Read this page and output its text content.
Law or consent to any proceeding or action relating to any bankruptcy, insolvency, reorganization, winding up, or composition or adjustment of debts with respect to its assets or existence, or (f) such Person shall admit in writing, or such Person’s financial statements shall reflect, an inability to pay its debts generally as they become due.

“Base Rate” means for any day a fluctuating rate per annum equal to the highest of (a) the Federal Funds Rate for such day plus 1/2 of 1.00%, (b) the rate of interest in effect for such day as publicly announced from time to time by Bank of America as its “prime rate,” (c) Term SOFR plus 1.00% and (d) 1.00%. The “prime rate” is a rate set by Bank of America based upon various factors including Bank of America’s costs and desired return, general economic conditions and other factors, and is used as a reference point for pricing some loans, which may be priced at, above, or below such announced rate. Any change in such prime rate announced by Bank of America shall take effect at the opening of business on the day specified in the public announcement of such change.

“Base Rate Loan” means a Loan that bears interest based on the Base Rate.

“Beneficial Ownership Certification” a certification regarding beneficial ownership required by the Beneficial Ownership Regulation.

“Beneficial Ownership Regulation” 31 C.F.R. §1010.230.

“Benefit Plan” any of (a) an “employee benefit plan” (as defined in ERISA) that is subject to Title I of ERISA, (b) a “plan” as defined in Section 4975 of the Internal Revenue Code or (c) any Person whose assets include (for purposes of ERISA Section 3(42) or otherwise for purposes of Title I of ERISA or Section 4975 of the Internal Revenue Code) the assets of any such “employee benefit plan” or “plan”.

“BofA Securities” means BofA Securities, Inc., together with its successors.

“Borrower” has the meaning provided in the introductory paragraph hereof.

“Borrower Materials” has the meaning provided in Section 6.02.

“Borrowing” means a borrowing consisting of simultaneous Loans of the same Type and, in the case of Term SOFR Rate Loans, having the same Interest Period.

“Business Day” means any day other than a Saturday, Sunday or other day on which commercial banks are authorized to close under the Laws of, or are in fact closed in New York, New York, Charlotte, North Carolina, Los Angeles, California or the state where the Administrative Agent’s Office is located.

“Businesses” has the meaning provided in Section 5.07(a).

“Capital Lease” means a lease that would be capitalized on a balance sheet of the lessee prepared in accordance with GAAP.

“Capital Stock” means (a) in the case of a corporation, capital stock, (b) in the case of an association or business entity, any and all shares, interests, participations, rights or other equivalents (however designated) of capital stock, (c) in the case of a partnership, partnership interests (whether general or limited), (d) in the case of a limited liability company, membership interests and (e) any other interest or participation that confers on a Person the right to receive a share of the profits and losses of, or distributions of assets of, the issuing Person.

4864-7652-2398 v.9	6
• • • • • • •
## Exercise
Reproduce all of the records exactly.

## Result for this task
Read this page and output its text content.
Law or consent to any proceeding or action relating to any bankruptcy, insolvency, reorganization, winding up, or composition or adjustment of debts with respect to its assets or existence, or (f) such Person shall admit in writing, or such Person’s financial statements shall reflect, an inability to pay its debts generally as they become due.

“Base Rate” means for any day a fluctuating rate per annum equal to the highest of (a) the Federal Funds Rate for such day plus 1/2 of 1.00%, (b) the rate of interest in effect for such day as publicly announced from time to time by Bank of America as its “prime rate,” (c) Term SOFR plus 1.00% and (d) 1.00%. The “prime rate” is a rate set by Bank of America based upon various factors including Bank of America’s costs and desired return, general economic conditions and other factors, and is used as a reference point for pricing some loans, which may be priced at, above, or below such announced rate. Any change in such prime rate announced by Bank of America shall take effect at the opening of business on the day specified in the public announcement of such change.

“Base Rate Loan” means a Loan that bears interest based on the Base Rate.

“Beneficial Ownership Certification” a certification regarding beneficial ownership required by the Beneficial Ownership Regulation.

“Beneficial Ownership Regulation” 31 C.F.R. §1010.230.

“Benefit Plan” any of (a) an “employee benefit plan” (as defined in ERISA) that is subject to Title I of ERISA, (b) a “plan” as defined in Section 4975 of the Internal Revenue Code or (c) any Person whose assets include (for purposes of ERISA Section 3(42) or otherwise for purposes of Title I of ERISA or Section 4975 of the Internal Revenue Code) the assets of any such “employee benefit plan” or “plan”.

“BofA Securities” means BofA Securities, Inc., together with its successors.

“Borrower” has the meaning provided in the introductory paragraph hereof.

“Borrower Materials” has the meaning provided in Section 6.02.

“Borrowing” means a borrowing consisting of simultaneous Loans of the same Type and, in the case of Term SOFR Rate Loans, having the same Interest Period.

“Business Day” means any day other than a Saturday, Sunday or other day on which commercial banks are authorized to close under the Laws of, or are in fact closed in New York, New York, Charlotte, North Carolina, Los Angeles, California or the state where the Administrative Agent’s Office is located.

“Businesses” has the meaning provided in Section 5.07(a).

“Capital Lease” means a lease that would be capitalized on a balance sheet of the lessee prepared in accordance with GAAP.

“Capital Stock” means (a) in the case of a corporation, capital stock, (b) in the case of an association or business entity, any and all shares, interests, participations, rights or other equivalents (however designated) of capital stock, (c) in the case of a partnership, partnership interests (whether general or limited), (d) in the case of a limited liability company, membership interests and (e) any other interest or participation that confers on a Person the right to receive a share of the profits and losses of, or distributions of assets of, the issuing Person.

4864-7652-2398 v.9	6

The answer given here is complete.